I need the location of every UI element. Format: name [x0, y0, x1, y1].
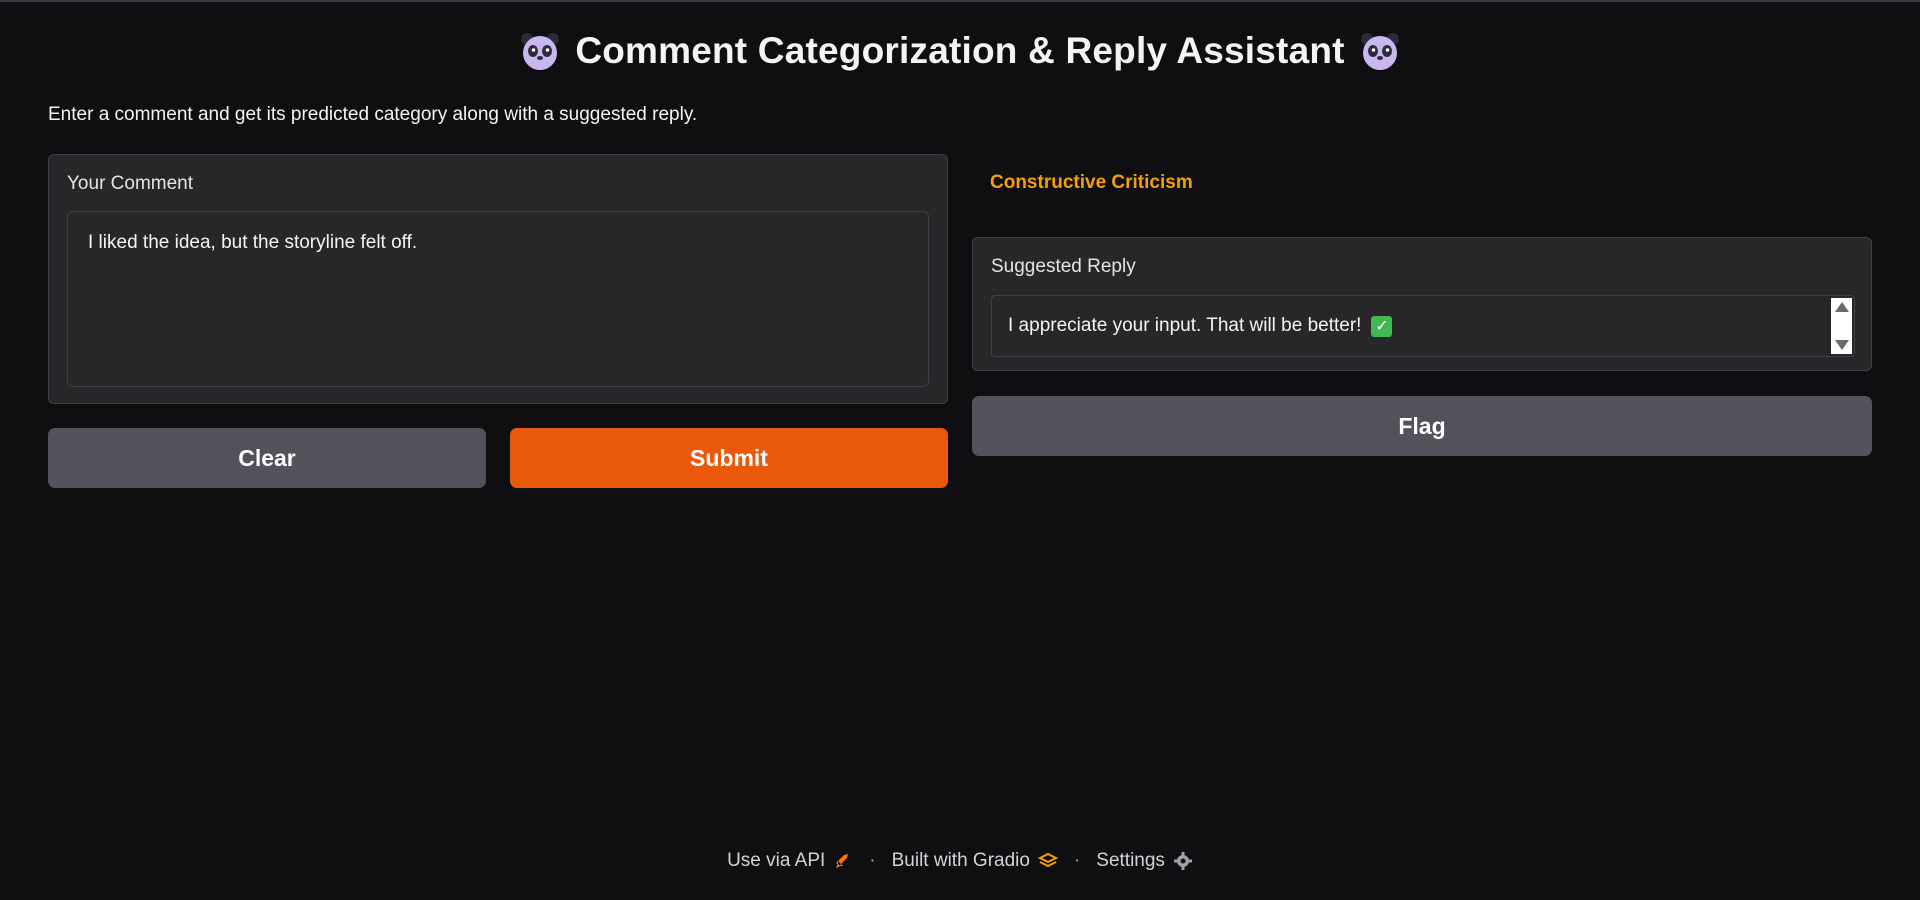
predicted-category: Constructive Criticism	[990, 172, 1193, 193]
top-border	[0, 0, 1920, 2]
footer-separator: ·	[1073, 850, 1081, 871]
settings-link[interactable]: Settings	[1096, 850, 1193, 872]
submit-button[interactable]: Submit	[510, 428, 948, 488]
footer-separator: ·	[869, 850, 876, 871]
gear-icon	[1173, 852, 1192, 870]
gradio-logo-icon	[1037, 852, 1058, 868]
flag-button[interactable]: Flag	[972, 396, 1872, 456]
use-via-api-link[interactable]: Use via API	[727, 850, 853, 872]
page-description: Enter a comment and get its predicted ca…	[48, 104, 698, 125]
suggested-reply-textbox[interactable]: I appreciate your input. That will be be…	[991, 295, 1855, 357]
comment-input-block: Your Comment I liked the idea, but the s…	[48, 154, 948, 404]
check-mark-icon: ✓	[1371, 315, 1393, 337]
scrollbar[interactable]	[1831, 298, 1852, 354]
rocket-icon	[836, 854, 849, 868]
suggested-reply-label: Suggested Reply	[991, 256, 1136, 277]
built-with-gradio-link[interactable]: Built with Gradio	[892, 850, 1058, 872]
comment-label: Your Comment	[67, 173, 194, 194]
panda-icon	[1360, 33, 1399, 70]
use-via-api-label: Use via API	[727, 850, 826, 871]
scroll-up-icon[interactable]	[1834, 302, 1849, 312]
footer: Use via API · Built with Gradio · Settin…	[0, 846, 1920, 876]
suggested-reply-block: Suggested Reply I appreciate your input.…	[972, 237, 1872, 371]
clear-button[interactable]: Clear	[48, 428, 486, 488]
title-text: Comment Categorization & Reply Assistant	[575, 30, 1345, 71]
page-title: Comment Categorization & Reply Assistant	[0, 28, 1920, 74]
built-with-gradio-label: Built with Gradio	[891, 850, 1030, 871]
settings-label: Settings	[1096, 850, 1165, 871]
panda-icon	[521, 33, 560, 70]
suggested-reply-text: I appreciate your input. That will be be…	[1008, 315, 1362, 336]
scroll-down-icon[interactable]	[1834, 340, 1849, 350]
comment-textarea[interactable]: I liked the idea, but the storyline felt…	[67, 211, 929, 387]
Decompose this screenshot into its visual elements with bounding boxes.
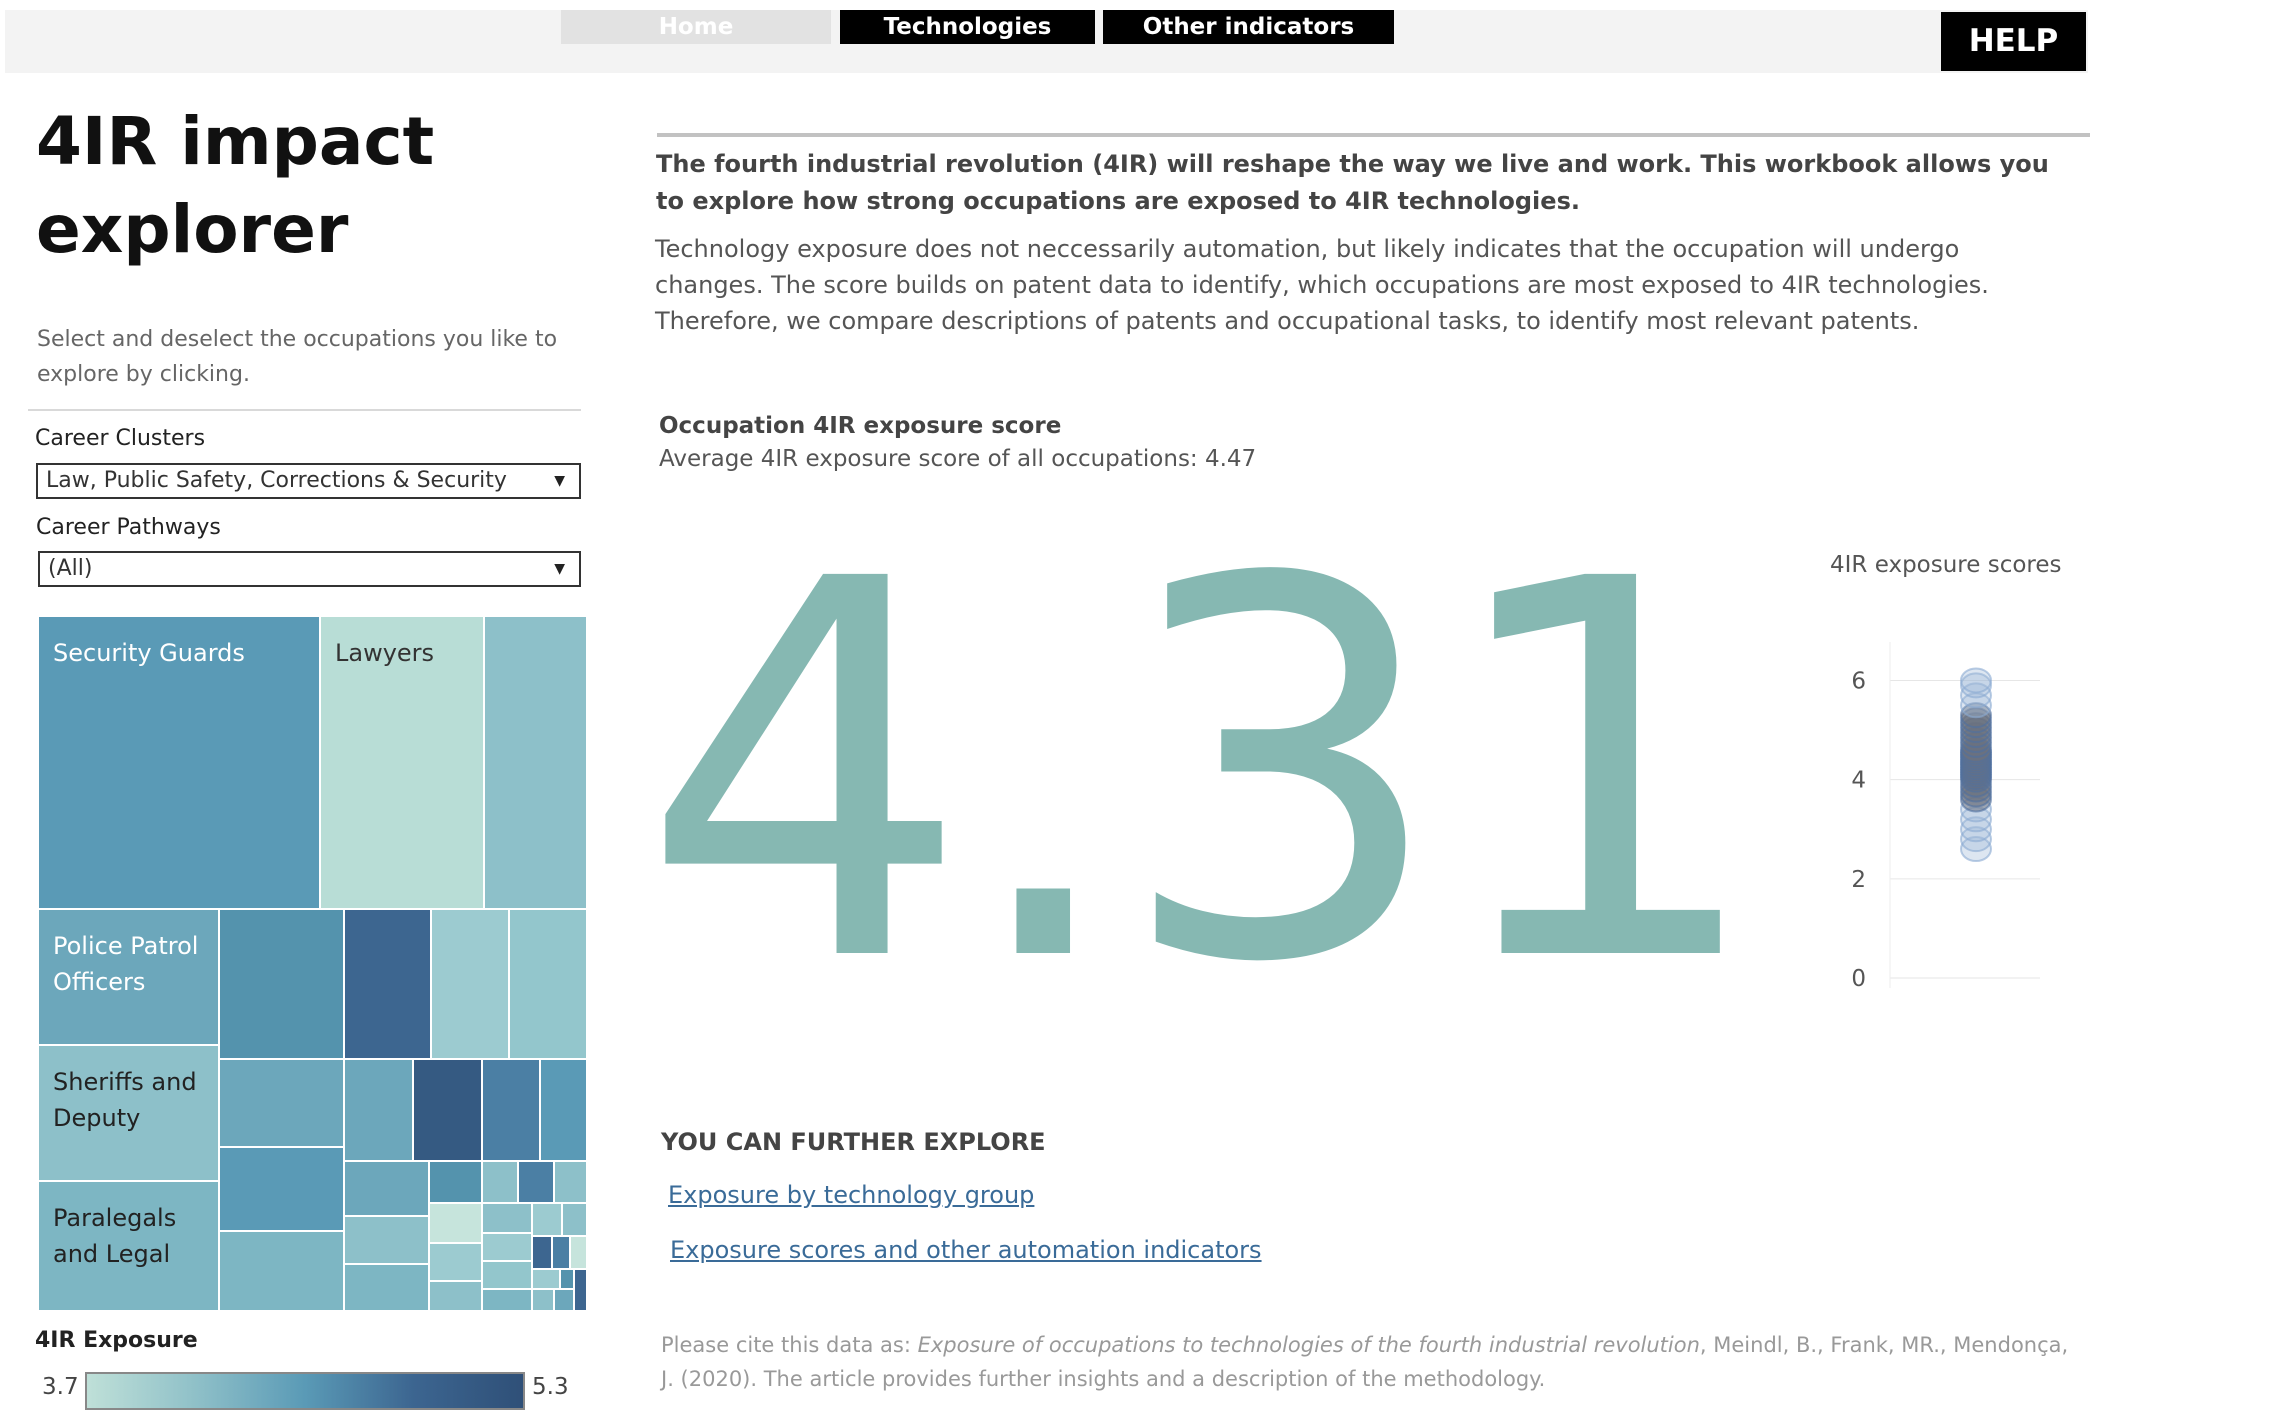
career-clusters-label: Career Clusters [35,426,206,451]
treemap-tile[interactable] [482,1233,532,1261]
treemap-tile[interactable] [482,1203,532,1233]
treemap-tile-police-patrol-officers[interactable]: Police Patrol Officers [38,909,219,1045]
score-average: Average 4IR exposure score of all occupa… [659,446,1257,472]
intro-body: Technology exposure does not neccessaril… [655,235,1989,335]
chart-y-tick-label: 4 [1851,768,1866,794]
link-exposure-by-technology-group[interactable]: Exposure by technology group [668,1181,1034,1209]
treemap-tile[interactable] [344,909,431,1059]
treemap-tile[interactable] [518,1161,554,1203]
treemap-label: Paralegals and Legal [53,1204,177,1268]
chart-y-tick-label: 2 [1851,867,1866,893]
chart-y-tick-label: 0 [1851,966,1866,992]
citation-text: Please cite this data as: Exposure of oc… [661,1328,2081,1396]
help-button[interactable]: HELP [1941,12,2086,71]
caret-down-icon: ▼ [554,561,565,577]
treemap-tile[interactable] [532,1269,560,1289]
explore-title: YOU CAN FURTHER EXPLORE [661,1128,1046,1156]
treemap-tile[interactable] [344,1161,429,1216]
treemap-tile[interactable] [570,1236,587,1269]
legend-max-value: 5.3 [532,1374,569,1400]
treemap-tile[interactable] [482,1289,532,1311]
treemap-tile[interactable] [552,1236,570,1269]
treemap-tile[interactable] [532,1289,554,1311]
career-clusters-value: Law, Public Safety, Corrections & Securi… [46,468,507,493]
treemap-tile[interactable] [554,1161,587,1203]
treemap-tile[interactable] [344,1216,429,1264]
treemap-tile-sheriffs-and-deputy[interactable]: Sheriffs and Deputy [38,1045,219,1181]
career-clusters-dropdown[interactable]: Law, Public Safety, Corrections & Securi… [36,463,581,499]
score-title: Occupation 4IR exposure score [659,413,1062,439]
treemap-tile-security-guards[interactable]: Security Guards [38,616,320,909]
treemap-tile[interactable] [574,1269,587,1311]
legend-title: 4IR Exposure [35,1328,198,1353]
citation-title: Exposure of occupations to technologies … [917,1333,1700,1357]
treemap-tile[interactable] [482,1059,540,1161]
treemap-tile-paralegals-and-legal[interactable]: Paralegals and Legal [38,1181,219,1311]
treemap-tile[interactable] [429,1243,482,1281]
treemap-tile[interactable] [219,1147,344,1231]
treemap-tile[interactable] [560,1269,574,1289]
treemap-label: Lawyers [335,639,435,667]
treemap-tile[interactable] [344,1264,429,1311]
intro-heading: The fourth industrial revolution (4IR) w… [656,150,2049,215]
treemap-tile[interactable] [431,909,509,1059]
chart-title: 4IR exposure scores [1830,552,2062,578]
treemap-tile[interactable] [554,1289,574,1311]
treemap-tile[interactable] [219,909,344,1059]
treemap-tile[interactable] [219,1059,344,1147]
page-subtitle: Select and deselect the occupations you … [37,327,558,387]
page-title-line2: explorer [36,191,349,268]
exposure-score-value: 4.31 [640,470,1768,1076]
treemap-tile[interactable] [413,1059,482,1161]
treemap-tile[interactable] [532,1236,552,1269]
treemap-label: Police Patrol Officers [53,932,199,996]
caret-down-icon: ▼ [554,473,565,489]
occupation-treemap: Security Guards Lawyers Police Patrol Of… [38,616,587,1311]
treemap-tile[interactable] [429,1203,482,1243]
treemap-tile[interactable] [532,1203,562,1236]
treemap-tile[interactable] [509,909,587,1059]
legend-color-bar [85,1372,525,1410]
treemap-tile[interactable] [482,1261,532,1289]
chart-y-tick-label: 6 [1851,668,1866,694]
treemap-tile[interactable] [429,1161,482,1203]
page-title-line1: 4IR impact [36,103,435,180]
treemap-tile[interactable] [482,1161,518,1203]
page-title: 4IR impact explorer [36,98,596,274]
treemap-tile[interactable] [484,616,587,909]
treemap-tile[interactable] [562,1203,587,1236]
treemap-tile[interactable] [344,1059,413,1161]
left-divider [28,409,581,411]
citation-prefix: Please cite this data as: [661,1333,918,1357]
nav-technologies-button[interactable]: Technologies [840,10,1095,44]
treemap-tile[interactable] [429,1281,482,1311]
treemap-tile[interactable] [540,1059,587,1161]
exposure-scores-chart: 0 2 4 6 [1851,642,2040,992]
career-pathways-value: (All) [48,556,93,581]
career-pathways-dropdown[interactable]: (All) ▼ [38,551,581,587]
treemap-tile-lawyers[interactable]: Lawyers [320,616,484,909]
treemap-label: Security Guards [53,639,245,667]
treemap-tile[interactable] [219,1231,344,1311]
right-divider [657,133,2090,137]
legend-min-value: 3.7 [42,1374,79,1400]
treemap-label: Sheriffs and Deputy [53,1068,197,1132]
nav-other-indicators-button[interactable]: Other indicators [1103,10,1394,44]
career-pathways-label: Career Pathways [36,515,221,540]
chart-point[interactable] [1960,667,1992,694]
nav-home-button[interactable]: Home [561,10,831,44]
link-exposure-scores-other-indicators[interactable]: Exposure scores and other automation ind… [670,1236,1262,1264]
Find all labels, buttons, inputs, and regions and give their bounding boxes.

● **Goal**
Identify each line in the entries above that contains the string "Guards", and copy those lines in full.

● **Written response**
treemap-tile-security-guards[interactable]: Security Guards [38,616,320,909]
occupation-treemap: Security Guards Lawyers Police Patrol Of… [38,616,587,1311]
treemap-label: Security Guards [53,639,245,667]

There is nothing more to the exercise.